— begin —
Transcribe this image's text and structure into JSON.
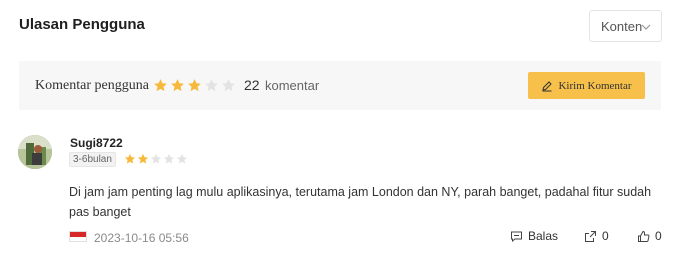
{
  "header": {
    "title": "Ulasan Pengguna"
  },
  "sort_dropdown": {
    "selected": "Konten",
    "icon": "chevron-down-icon"
  },
  "summary": {
    "label": "Komentar pengguna",
    "rating": 3,
    "max_rating": 5,
    "count": "22",
    "count_unit": "komentar",
    "write_button": {
      "label": "Kirim Komentar",
      "icon": "pencil-icon"
    }
  },
  "colors": {
    "accent": "#f6c04a",
    "star_filled": "#f6b93b",
    "star_empty": "#e3e3e3",
    "summary_bg": "#f7f7f7"
  },
  "reviews": [
    {
      "username": "Sugi8722",
      "duration": "3-6bulan",
      "rating": 2,
      "max_rating": 5,
      "text": "Di jam jam penting lag mulu aplikasinya, terutama jam London dan NY, parah banget, padahal fitur sudah pas banget",
      "country_icon": "indonesia-flag-icon",
      "timestamp": "2023-10-16 05:56",
      "actions": {
        "reply_label": "Balas",
        "share_count": "0",
        "like_count": "0"
      }
    }
  ]
}
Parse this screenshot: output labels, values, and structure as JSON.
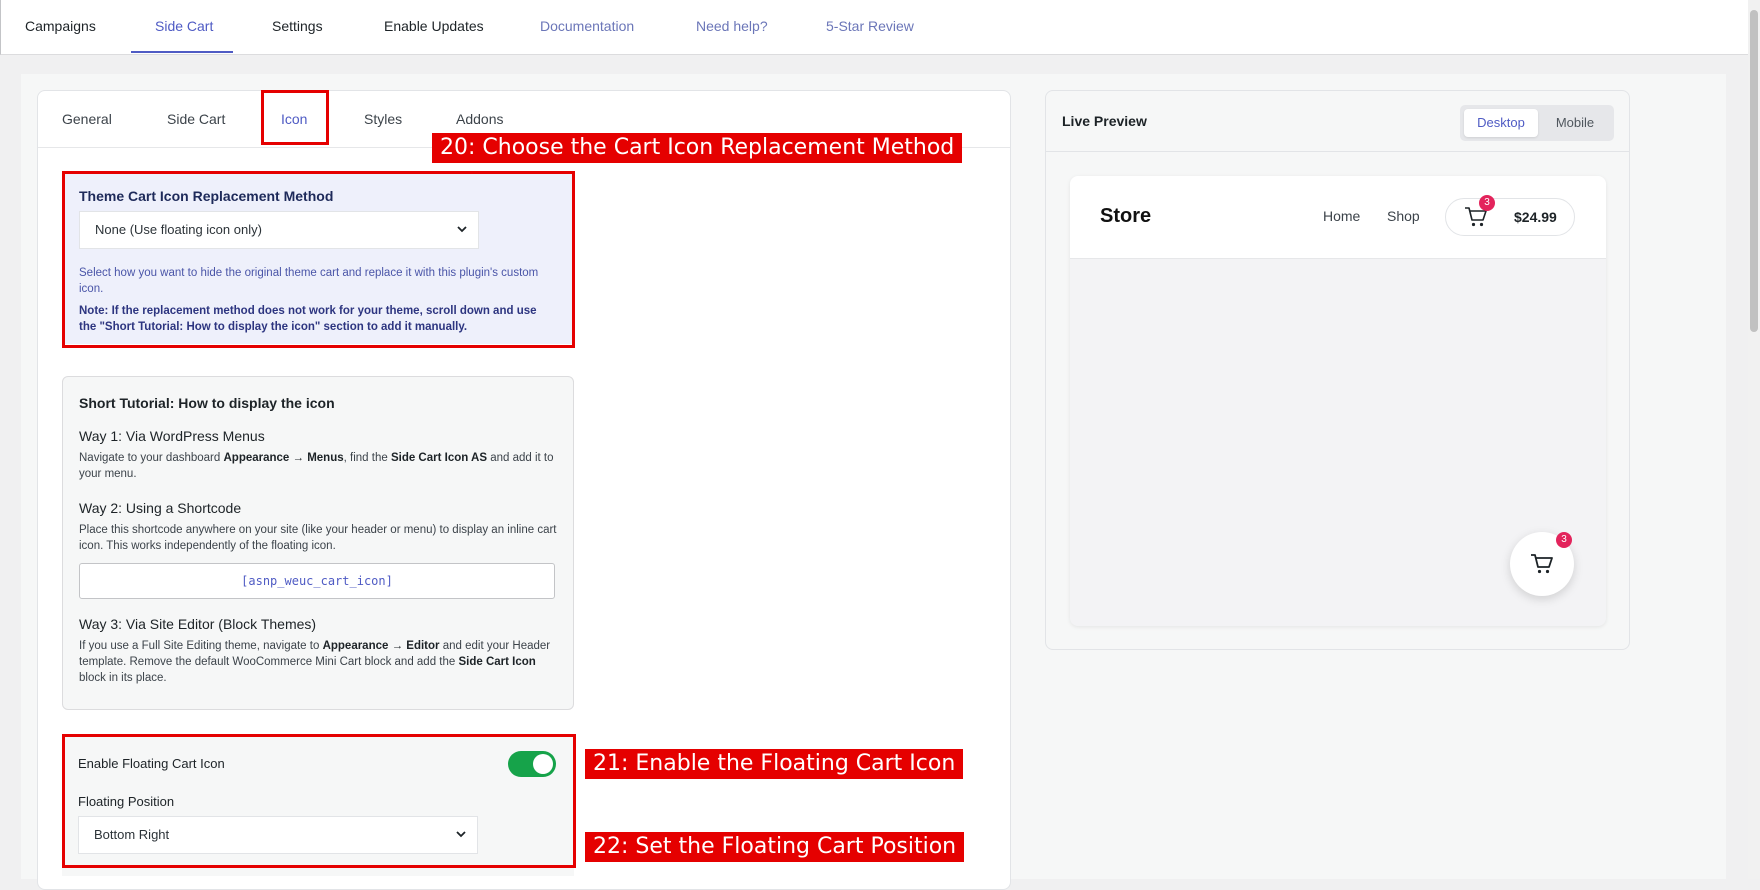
{
  "topnav": {
    "tabs": [
      {
        "label": "Campaigns"
      },
      {
        "label": "Side Cart"
      },
      {
        "label": "Settings"
      },
      {
        "label": "Enable Updates"
      },
      {
        "label": "Documentation"
      },
      {
        "label": "Need help?"
      },
      {
        "label": "5-Star Review"
      }
    ],
    "active_index": 1
  },
  "subtabs": [
    "General",
    "Side Cart",
    "Icon",
    "Styles",
    "Addons"
  ],
  "callouts": {
    "c20": "20: Choose the Cart Icon Replacement Method",
    "c21": "21: Enable the Floating Cart Icon",
    "c22": "22: Set the Floating Cart Position"
  },
  "method": {
    "title": "Theme Cart Icon Replacement Method",
    "selected": "None (Use floating icon only)",
    "description": "Select how you want to hide the original theme cart and replace it with this plugin's custom icon.",
    "note": "Note: If the replacement method does not work for your theme, scroll down and use the \"Short Tutorial: How to display the icon\" section to add it manually."
  },
  "tutorial": {
    "title": "Short Tutorial: How to display the icon",
    "way1_title": "Way 1: Via WordPress Menus",
    "way1_a": "Navigate to your dashboard ",
    "way1_b": "Appearance → Menus",
    "way1_c": ", find the ",
    "way1_d": "Side Cart Icon AS",
    "way1_e": " and add it to your menu.",
    "way2_title": "Way 2: Using a Shortcode",
    "way2_text": "Place this shortcode anywhere on your site (like your header or menu) to display an inline cart icon. This works independently of the floating icon.",
    "shortcode": "[asnp_weuc_cart_icon]",
    "way3_title": "Way 3: Via Site Editor (Block Themes)",
    "way3_a": "If you use a Full Site Editing theme, navigate to ",
    "way3_b": "Appearance → Editor",
    "way3_c": " and edit your Header template. Remove the default WooCommerce Mini Cart block and add the ",
    "way3_d": "Side Cart Icon",
    "way3_e": " block in its place."
  },
  "floating": {
    "enable_label": "Enable Floating Cart Icon",
    "enabled": true,
    "position_label": "Floating Position",
    "position_value": "Bottom Right"
  },
  "preview": {
    "title": "Live Preview",
    "devices": [
      "Desktop",
      "Mobile"
    ],
    "active_device": "Desktop",
    "store_name": "Store",
    "nav": [
      "Home",
      "Shop"
    ],
    "cart_count": "3",
    "cart_total": "$24.99",
    "fab_count": "3"
  },
  "colors": {
    "accent": "#4f5bc4",
    "annotation_red": "#e50000",
    "toggle_on": "#16a34a",
    "badge": "#e3245c"
  }
}
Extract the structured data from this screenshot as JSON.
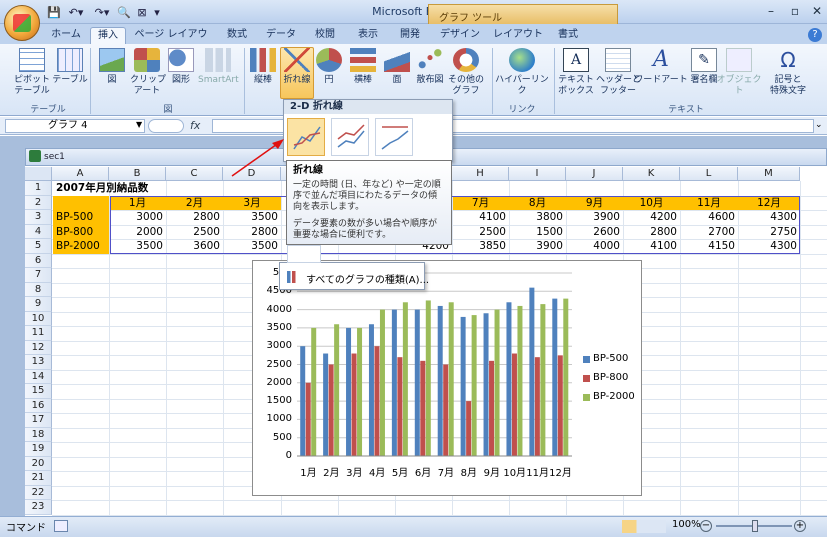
{
  "app_title": "Microsoft Excel",
  "context_tools": "グラフ ツール",
  "tabs": [
    "ホーム",
    "挿入",
    "ページ レイアウト",
    "数式",
    "データ",
    "校閲",
    "表示",
    "開発",
    "デザイン",
    "レイアウト",
    "書式"
  ],
  "ribbon": {
    "pivot": "ピボット\nテーブル",
    "table": "テーブル",
    "picture": "図",
    "clipart": "クリップ\nアート",
    "shapes": "図形",
    "smartart": "SmartArt",
    "column": "縦棒",
    "line": "折れ線",
    "pie": "円",
    "bar": "横棒",
    "area": "面",
    "scatter": "散布図",
    "other": "その他の\nグラフ",
    "hyperlink": "ハイパーリンク",
    "textbox": "テキスト\nボックス",
    "headerfooter": "ヘッダーと\nフッター",
    "wordart": "ワードアート",
    "signature": "署名欄",
    "object": "オブジェクト",
    "symbol": "記号と\n特殊文字",
    "group_table": "テーブル",
    "group_illust": "図",
    "group_link": "リンク",
    "group_text": "テキスト"
  },
  "namebox": "グラフ 4",
  "fx": "fx",
  "sheet_window": "sec1",
  "dropdown": {
    "header": "2-D 折れ線",
    "all_types": "すべてのグラフの種類(A)..."
  },
  "tooltip": {
    "title": "折れ線",
    "line1": "一定の時間 (日、年など) や一定の順序で並んだ項目にわたるデータの傾向を表示します。",
    "line2": "データ要素の数が多い場合や順序が重要な場合に便利です。"
  },
  "columns": [
    "A",
    "B",
    "C",
    "D",
    "E",
    "F",
    "G",
    "H",
    "I",
    "J",
    "K",
    "L",
    "M"
  ],
  "rows": [
    "1",
    "2",
    "3",
    "4",
    "5",
    "6",
    "7",
    "8",
    "9",
    "10",
    "11",
    "12",
    "13",
    "14",
    "15",
    "16",
    "17",
    "18",
    "19",
    "20",
    "21",
    "22",
    "23"
  ],
  "sheet": {
    "title": "2007年月別納品数",
    "header_visible": [
      "1月",
      "2月",
      "3月",
      "7月",
      "8月",
      "9月",
      "10月",
      "11月",
      "12月"
    ],
    "r3": {
      "label": "BP-500",
      "v": [
        "3000",
        "2800",
        "3500",
        "4100",
        "3800",
        "3900",
        "4200",
        "4600",
        "4300"
      ]
    },
    "r4": {
      "label": "BP-800",
      "v": [
        "2000",
        "2500",
        "2800",
        "2500",
        "1500",
        "2600",
        "2800",
        "2700",
        "2750"
      ]
    },
    "r5": {
      "label": "BP-2000",
      "v": [
        "3500",
        "3600",
        "3500",
        "4200",
        "3850",
        "3900",
        "4000",
        "4100",
        "4150",
        "4300"
      ]
    }
  },
  "status": {
    "mode": "コマンド",
    "zoom": "100%"
  },
  "colors": {
    "s1": "#4f81bd",
    "s2": "#c0504d",
    "s3": "#9bbb59",
    "header_fill": "#ffc000"
  },
  "chart_data": {
    "type": "bar",
    "categories": [
      "1月",
      "2月",
      "3月",
      "4月",
      "5月",
      "6月",
      "7月",
      "8月",
      "9月",
      "10月",
      "11月",
      "12月"
    ],
    "series": [
      {
        "name": "BP-500",
        "values": [
          3000,
          2800,
          3500,
          3600,
          4000,
          4000,
          4100,
          3800,
          3900,
          4200,
          4600,
          4300
        ]
      },
      {
        "name": "BP-800",
        "values": [
          2000,
          2500,
          2800,
          3000,
          2700,
          2600,
          2500,
          1500,
          2600,
          2800,
          2700,
          2750
        ]
      },
      {
        "name": "BP-2000",
        "values": [
          3500,
          3600,
          3500,
          4000,
          4200,
          4250,
          4200,
          3850,
          4000,
          4100,
          4150,
          4300
        ]
      }
    ],
    "yticks": [
      "0",
      "500",
      "1000",
      "1500",
      "2000",
      "2500",
      "3000",
      "3500",
      "4000",
      "4500",
      "500"
    ],
    "ylim": [
      0,
      5000
    ],
    "legend": "right"
  }
}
— end —
> **Your instructions**:
Search the listing above for the string "JSON". Copy every line that contains it.

> **Output below**:
Transcribe this image's text and structure into JSON.
Parse this screenshot: output labels, values, and structure as JSON.
Extract the structured data from this screenshot as JSON.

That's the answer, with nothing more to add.